- _Requirement_: Give the number of lines that hold the string "Gewerbe". Nothing else is needed.

- _Supplied records_:
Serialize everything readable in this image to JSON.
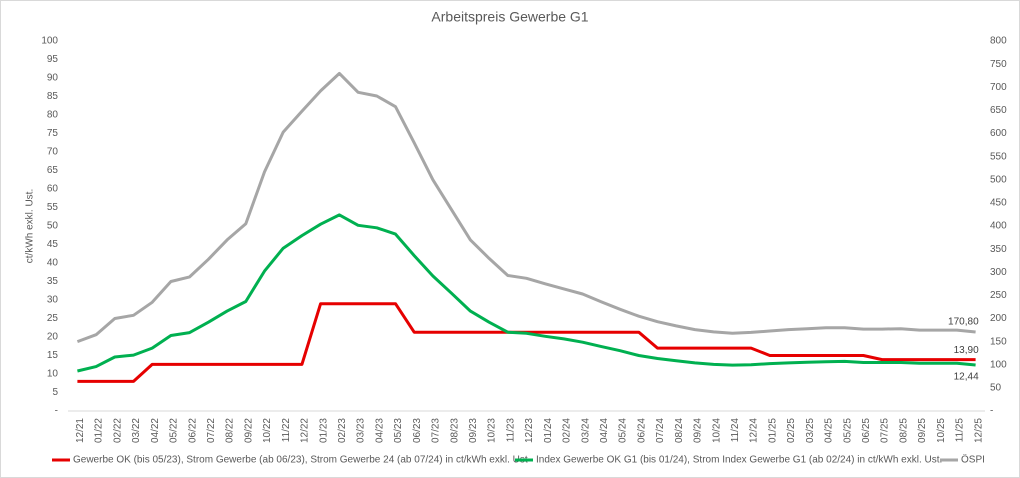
{
  "chart_data": {
    "type": "line",
    "title": "Arbeitspreis Gewerbe G1",
    "y_label": "ct/kWh exkl. Ust.",
    "categories": [
      "12/21",
      "01/22",
      "02/22",
      "03/22",
      "04/22",
      "05/22",
      "06/22",
      "07/22",
      "08/22",
      "09/22",
      "10/22",
      "11/22",
      "12/22",
      "01/23",
      "02/23",
      "03/23",
      "04/23",
      "05/23",
      "06/23",
      "07/23",
      "08/23",
      "09/23",
      "10/23",
      "11/23",
      "12/23",
      "01/24",
      "02/24",
      "03/24",
      "04/24",
      "05/24",
      "06/24",
      "07/24",
      "08/24",
      "09/24",
      "10/24",
      "11/24",
      "12/24",
      "01/25",
      "02/25",
      "03/25",
      "04/25",
      "05/25",
      "06/25",
      "07/25",
      "08/25",
      "09/25",
      "10/25",
      "11/25",
      "12/25"
    ],
    "ylim": [
      0,
      100
    ],
    "yticks": [
      {
        "value": 0,
        "label": "-"
      },
      5,
      10,
      15,
      20,
      25,
      30,
      35,
      40,
      45,
      50,
      55,
      60,
      65,
      70,
      75,
      80,
      85,
      90,
      95,
      100
    ],
    "y2lim": [
      0,
      800
    ],
    "y2ticks": [
      {
        "value": 0,
        "label": "-"
      },
      50,
      100,
      150,
      200,
      250,
      300,
      350,
      400,
      450,
      500,
      550,
      600,
      650,
      700,
      750,
      800
    ],
    "grid": false,
    "legend": "bottom",
    "series": [
      {
        "name": "Gewerbe OK (bis 05/23), Strom Gewerbe (ab 06/23), Strom Gewerbe 24 (ab 07/24) in ct/kWh exkl. Ust",
        "color": "#e60000",
        "values": [
          8,
          8,
          8,
          8,
          12.6,
          12.6,
          12.6,
          12.6,
          12.6,
          12.6,
          12.6,
          12.6,
          12.6,
          29,
          29,
          29,
          29,
          29,
          21.3,
          21.3,
          21.3,
          21.3,
          21.3,
          21.3,
          21.3,
          21.3,
          21.3,
          21.3,
          21.3,
          21.3,
          21.3,
          17,
          17,
          17,
          17,
          17,
          17,
          15,
          15,
          15,
          15,
          15,
          15,
          13.9,
          13.9,
          13.9,
          13.9,
          13.9,
          13.9
        ],
        "value_labels": [
          null,
          null,
          null,
          null,
          null,
          null,
          null,
          null,
          null,
          null,
          null,
          null,
          null,
          null,
          null,
          null,
          null,
          null,
          null,
          null,
          null,
          null,
          null,
          null,
          null,
          null,
          null,
          null,
          null,
          null,
          null,
          null,
          null,
          null,
          null,
          null,
          null,
          null,
          null,
          null,
          null,
          null,
          null,
          null,
          null,
          null,
          null,
          null,
          "13,90"
        ]
      },
      {
        "name": "Index Gewerbe OK G1 (bis 01/24), Strom Index Gewerbe G1 (ab 02/24) in ct/kWh exkl. Ust.",
        "color": "#00b050",
        "values": [
          10.8,
          12,
          14.6,
          15.1,
          17,
          20.4,
          21.2,
          24,
          27,
          29.6,
          37.8,
          44,
          47.4,
          50.5,
          53,
          50.2,
          49.5,
          47.8,
          42,
          36.5,
          31.8,
          27,
          24,
          21.3,
          21,
          20.2,
          19.5,
          18.6,
          17.4,
          16.3,
          15,
          14.2,
          13.6,
          13,
          12.6,
          12.4,
          12.5,
          12.8,
          13,
          13.2,
          13.3,
          13.4,
          13.1,
          13.1,
          13.1,
          12.9,
          12.9,
          12.9,
          12.44
        ],
        "value_labels": [
          null,
          null,
          null,
          null,
          null,
          null,
          null,
          null,
          null,
          null,
          null,
          null,
          null,
          null,
          null,
          null,
          null,
          null,
          null,
          null,
          null,
          null,
          null,
          null,
          null,
          null,
          null,
          null,
          null,
          null,
          null,
          null,
          null,
          null,
          null,
          null,
          null,
          null,
          null,
          null,
          null,
          null,
          null,
          null,
          null,
          null,
          null,
          null,
          "12,44"
        ]
      },
      {
        "name": "ÖSPI",
        "color": "#a6a6a6",
        "axis": "y2",
        "values": [
          150,
          165,
          200,
          207,
          235,
          280,
          290,
          328,
          370,
          405,
          517,
          603,
          648,
          692,
          730,
          689,
          681,
          658,
          580,
          500,
          435,
          370,
          330,
          293,
          287,
          275,
          264,
          253,
          236,
          220,
          205,
          193,
          184,
          176,
          171,
          168,
          170,
          173,
          176,
          178,
          180,
          180,
          177,
          177,
          178,
          175,
          175,
          175,
          170.8
        ],
        "value_labels": [
          null,
          null,
          null,
          null,
          null,
          null,
          null,
          null,
          null,
          null,
          null,
          null,
          null,
          null,
          null,
          null,
          null,
          null,
          null,
          null,
          null,
          null,
          null,
          null,
          null,
          null,
          null,
          null,
          null,
          null,
          null,
          null,
          null,
          null,
          null,
          null,
          null,
          null,
          null,
          null,
          null,
          null,
          null,
          null,
          null,
          null,
          null,
          null,
          "170,80"
        ]
      }
    ]
  }
}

- _Response for this exercise_: 3